→ **Zu bearbeitende Aufgaben**:
[1] Wer ist laut dem Text über das Engagement der Schülerinnen und Schüler der Pate der „Schule ohne Rassismus“?
[2] Gib aus dem Text über das Engagement der Schülerinnen und Schüler den Abschnitt wortgetreu wieder, der mit den Worten „Schulleiterin Pavlu fügt“ beginnt und mit den Worten „Sporthelferinnen und -helfer.“ endet.

→ **Vorliegender Text**:
▶

Nicht ohne Stolz erlebten die beiden Pädagoginnen, auf welch positives Echo erst kürzlich drei Schülerinnen und Schüler stießen: Bei einem Besuch regionaler Politiker in der örtlichen Pflegeeinrichtung erläuterten sie, was sie im freiwilligen Sozialen Praktikum, auf das sie im Religions- und Ethikunterricht vorbereitet werden, alles leisten. Christiane Schulenberg: „Es ist immer wieder erstaunlich, wie sich die Schülerinnen und Schüler in dieser Rolle entwickeln, wie sie Verantwortung übernehmen und sich von einer ganz anderen Seite präsentieren als mitunter im Unterricht.“

Schulleiterin Pavlu fügt hinzu: „Wir möchten vermitteln, was es heißt, Verantwortung für andere und für sich selbst zu übernehmen.“ Dies gilt beispielsweise für die Busbegleiterausbildung, um die sich viele Siebtklässlerinnen und -klässler bemühen. Einmal darauf vorbereitet, haben die jungen Menschen damit nahezu automatisch auch die Rolle der Streitschlichtung. Schulenberg zitiert einen Schüler, der ihr unlängst sagte: „Mich ärgert, wie andere sich benehmen und möchte etwas ändern“.

Andere geben zu Protokoll, dass sie gerne lernen würden, selbstbewusster zu werden. Wieder andere nutzen an dieser „Schule ohne Rassismus“ – deren Pate ist der ehemalige Spitzen-Skispringer Stephan Leyhe, der an der Uplandschule sein Abi ablegte – dafür die Ausbildung als Sporthelferinnen und -helfer.

◀

→ **Bereitgestellte Angaben**:
▶

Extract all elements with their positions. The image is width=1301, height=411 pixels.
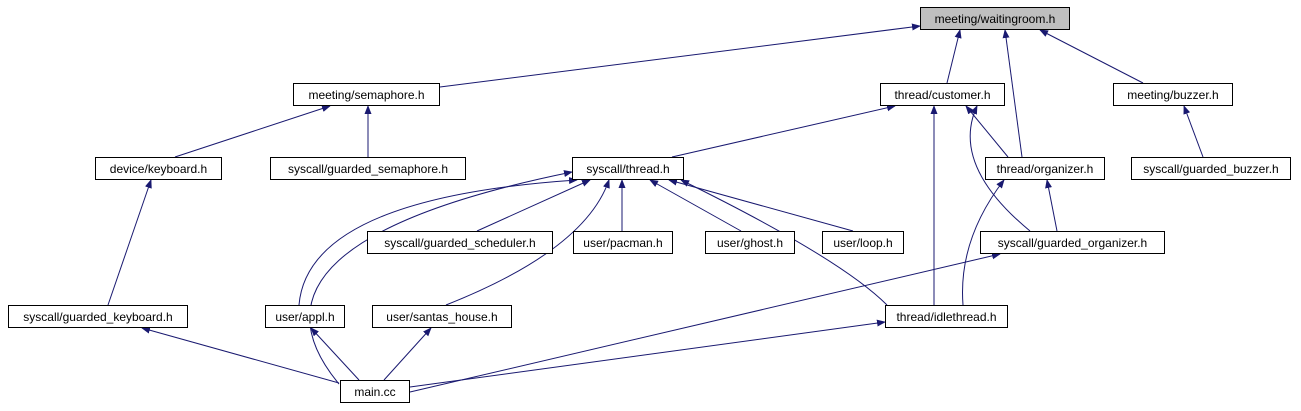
include-edge-customer-to-waitingroom <box>946 29 962 84</box>
graph-node-main[interactable]: main.cc <box>340 380 410 403</box>
include-edge-idlethread-to-thread <box>680 179 888 306</box>
include-edge-santas_house-to-thread <box>445 179 610 306</box>
include-edge-main-to-guarded_keyboard <box>141 326 340 384</box>
graph-node-semaphore[interactable]: meeting/semaphore.h <box>293 83 440 106</box>
graph-node-ghost[interactable]: user/ghost.h <box>705 231 795 254</box>
graph-node-thread[interactable]: syscall/thread.h <box>572 157 684 180</box>
graph-node-buzzer[interactable]: meeting/buzzer.h <box>1113 83 1233 106</box>
graph-node-santas_house[interactable]: user/santas_house.h <box>372 305 512 328</box>
include-edge-appl-to-thread <box>298 177 578 306</box>
include-edge-guarded_keyboard-to-keyboard <box>107 179 152 306</box>
include-edge-main-to-appl <box>310 327 360 381</box>
include-edge-organizer-to-waitingroom <box>1002 29 1023 158</box>
include-edge-thread-to-customer <box>671 104 896 158</box>
include-edge-main-to-thread <box>309 170 573 385</box>
graph-node-keyboard[interactable]: device/keyboard.h <box>95 157 222 180</box>
include-edge-idlethread-to-organizer <box>962 179 1005 306</box>
include-edge-buzzer-to-waitingroom <box>1039 29 1144 84</box>
graph-node-organizer[interactable]: thread/organizer.h <box>985 157 1105 180</box>
include-edge-ghost-to-thread <box>649 179 742 232</box>
include-edge-guarded_scheduler-to-thread <box>476 179 591 232</box>
graph-node-loop[interactable]: user/loop.h <box>822 231 904 254</box>
include-edge-semaphore-to-waitingroom <box>439 23 921 88</box>
include-edge-organizer-to-customer <box>965 105 1009 158</box>
graph-node-customer[interactable]: thread/customer.h <box>880 83 1005 106</box>
graph-node-guarded_buzzer[interactable]: syscall/guarded_buzzer.h <box>1131 157 1291 180</box>
graph-node-guarded_semaphore[interactable]: syscall/guarded_semaphore.h <box>270 157 466 180</box>
include-edge-main-to-idlethread <box>409 319 886 388</box>
include-edge-keyboard-to-semaphore <box>174 105 331 158</box>
include-edge-loop-to-thread <box>668 178 854 232</box>
graph-node-waitingroom[interactable]: meeting/waitingroom.h <box>920 7 1070 30</box>
graph-node-guarded_organizer[interactable]: syscall/guarded_organizer.h <box>980 231 1165 254</box>
graph-node-guarded_scheduler[interactable]: syscall/guarded_scheduler.h <box>367 231 553 254</box>
include-edge-guarded_organizer-to-organizer <box>1045 179 1058 232</box>
include-edge-guarded_organizer-to-customer <box>969 105 1031 232</box>
include-edge-main-to-santas_house <box>383 327 432 381</box>
graph-node-pacman[interactable]: user/pacman.h <box>573 231 673 254</box>
include-edge-main-to-guarded_organizer <box>409 252 1001 393</box>
graph-node-appl[interactable]: user/appl.h <box>265 305 345 328</box>
graph-node-guarded_keyboard[interactable]: syscall/guarded_keyboard.h <box>8 305 188 328</box>
graph-node-idlethread[interactable]: thread/idlethread.h <box>885 305 1008 328</box>
include-edge-guarded_buzzer-to-buzzer <box>1183 105 1204 158</box>
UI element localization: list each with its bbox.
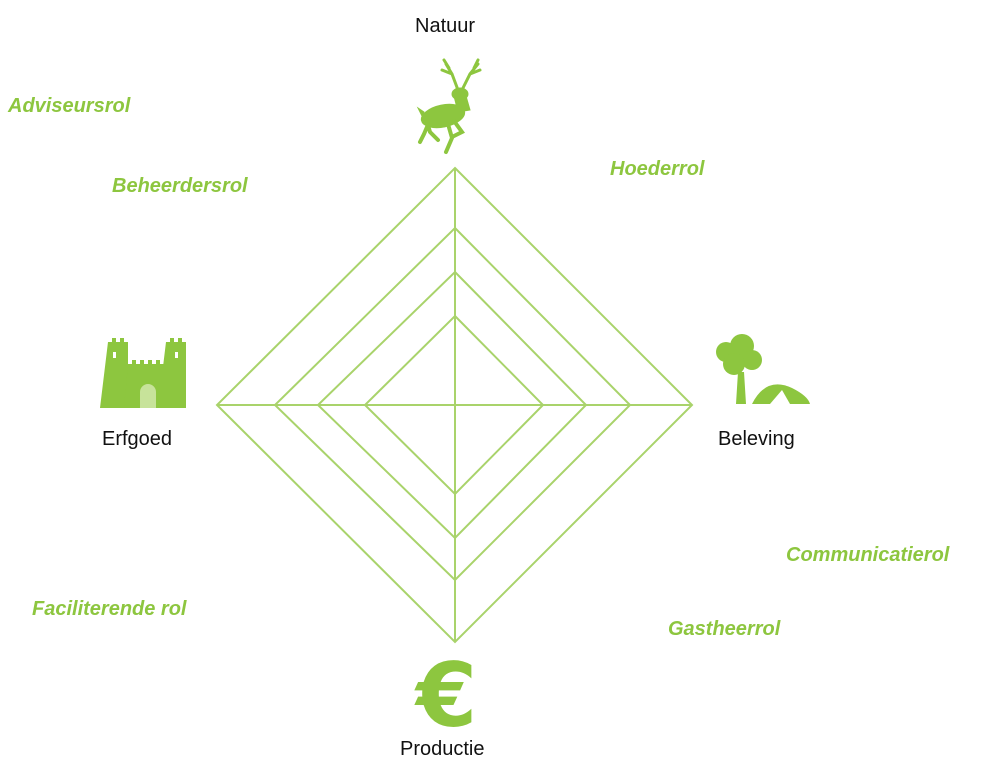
role-communicatierol: Communicatierol (786, 544, 950, 566)
role-faciliterende-rol: Faciliterende rol (32, 598, 187, 620)
castle-icon (100, 338, 186, 408)
axis-label-productie: Productie (400, 738, 485, 760)
role-beheerdersrol: Beheerdersrol (112, 175, 248, 197)
tree-and-tent-icon (716, 334, 810, 404)
role-adviseursrol: Adviseursrol (8, 95, 131, 117)
role-hoederrol: Hoederrol (610, 158, 705, 180)
axis-label-beleving: Beleving (718, 428, 795, 450)
axis-label-erfgoed: Erfgoed (102, 428, 173, 450)
euro-icon: € (416, 644, 478, 747)
deer-icon (416, 58, 482, 154)
role-gastheerrol: Gastheerrol (668, 618, 781, 640)
axis-label-natuur: Natuur (415, 15, 476, 37)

◀

→ **Antworten je Aufgabe**:
[1] Der ehemalige Spitzen-Skispringer Stephan Leyhe.

[2]
Schulleiterin Pavlu fügt hinzu: „Wir möchten vermitteln, was es heißt, Verantwortung für andere und für sich selbst zu übernehmen.“ Dies gilt beispielsweise für die Busbegleiterausbildung, um die sich viele Siebtklässlerinnen und -klässler bemühen. Einmal darauf vorbereitet, haben die jungen Menschen damit nahezu automatisch auch die Rolle der Streitschlichtung. Schulenberg zitiert einen Schüler, der ihr unlängst sagte: „Mich ärgert, wie andere sich benehmen und möchte etwas ändern“.

Andere geben zu Protokoll, dass sie gerne lernen würden, selbstbewusster zu werden. Wieder andere nutzen an dieser „Schule ohne Rassismus“ – deren Pate ist der ehemalige Spitzen-Skispringer Stephan Leyhe, der an der Uplandschule sein Abi ablegte – dafür die Ausbildung als Sporthelferinnen und -helfer.